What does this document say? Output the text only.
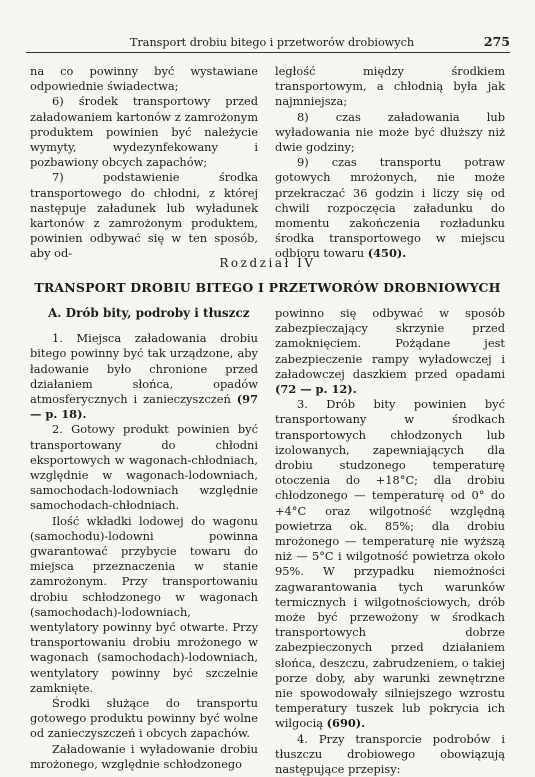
Transport drobiu bitego i przetworów drobiowych	275

na co powinny być wystawiane odpowiednie świadectwa;

6) środek transportowy przed załadowaniem kartonów z zamrożonym produktem powinien być należycie wymyty, wydezynfekowany i pozbawiony obcych zapachów;

7) podstawienie środka transportowego do chłodni, z której następuje załadunek lub wyładunek kartonów z zamrożonym produktem, powinien odbywać się w ten sposób, aby od-

ległość między środkiem transportowym, a chłodnią była jak najmniejsza;

8) czas załadowania lub wyładowania nie może być dłuższy niż dwie godziny;

9) czas transportu potraw gotowych mrożonych, nie może przekraczać 36 godzin i liczy się od chwili rozpoczęcia załadunku do momentu zakończenia rozładunku środka transportowego w miejscu odbioru towaru (450).

Rozdział IV
TRANSPORT DROBIU BITEGO I PRZETWORÓW DROBNIOWYCH

A. Drób bity, podroby i tłuszcz

1. Miejsca załadowania drobiu bitego powinny być tak urządzone, aby ładowanie było chronione przed działaniem słońca, opadów atmosferycznych i zanieczyszczeń (97 — p. 18).

2. Gotowy produkt powinien być transportowany do chłodni eksportowych w wagonach-chłodniach, względnie w wagonach-lodowniach, samochodach-lodowniach względnie samochodach-chłodniach.

Ilość wkładki lodowej do wagonu (samochodu)-lodowni powinna gwarantować przybycie towaru do miejsca przeznaczenia w stanie zamrożonym. Przy transportowaniu drobiu schłodzonego w wagonach (samochodach)-lodowniach, wentylatory powinny być otwarte. Przy transportowaniu drobiu mrożonego w wagonach (samochodach)-lodowniach, wentylatory powinny być szczelnie zamknięte.

Środki służące do transportu gotowego produktu powinny być wolne od zanieczyszczeń i obcych zapachów.

Załadowanie i wyładowanie drobiu mrożonego, względnie schłodzonego

powinno się odbywać w sposób zabezpieczający skrzynie przed zamoknięciem. Pożądane jest zabezpieczenie rampy wyładowczej i załadowczej daszkiem przed opadami (72 — p. 12).

3. Drób bity powinien być transportowany w środkach transportowych chłodzonych lub izolowanych, zapewniających dla drobiu studzonego temperaturę otoczenia do +18°C; dla drobiu chłodzonego — temperaturę od 0° do +4°C oraz wilgotność względną powietrza ok. 85%; dla drobiu mrożonego — temperaturę nie wyższą niż — 5°C i wilgotność powietrza około 95%. W przypadku niemożności zagwarantowania tych warunków termicznych i wilgotnościowych, drób może być przewożony w środkach transportowych dobrze zabezpieczonych przed działaniem słońca, deszczu, zabrudzeniem, o takiej porze doby, aby warunki zewnętrzne nie spowodowały silniejszego wzrostu temperatury tuszek lub pokrycia ich wilgocią (690).

4. Przy transporcie podrobów i tłuszczu drobiowego obowiązują następujące przepisy:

— PROMPT —
Pull out all lines from the entries above that include the word "załadowania".

— ANSWER TO THE EXERCISE —
8) czas załadowania lub wyładowania nie może być dłuższy niż dwie godziny;
1. Miejsca załadowania drobiu bitego powinny być tak urządzone, aby ładowanie było chronione przed działaniem słońca, opadów atmosferycznych i zanieczyszczeń (97 — p. 18).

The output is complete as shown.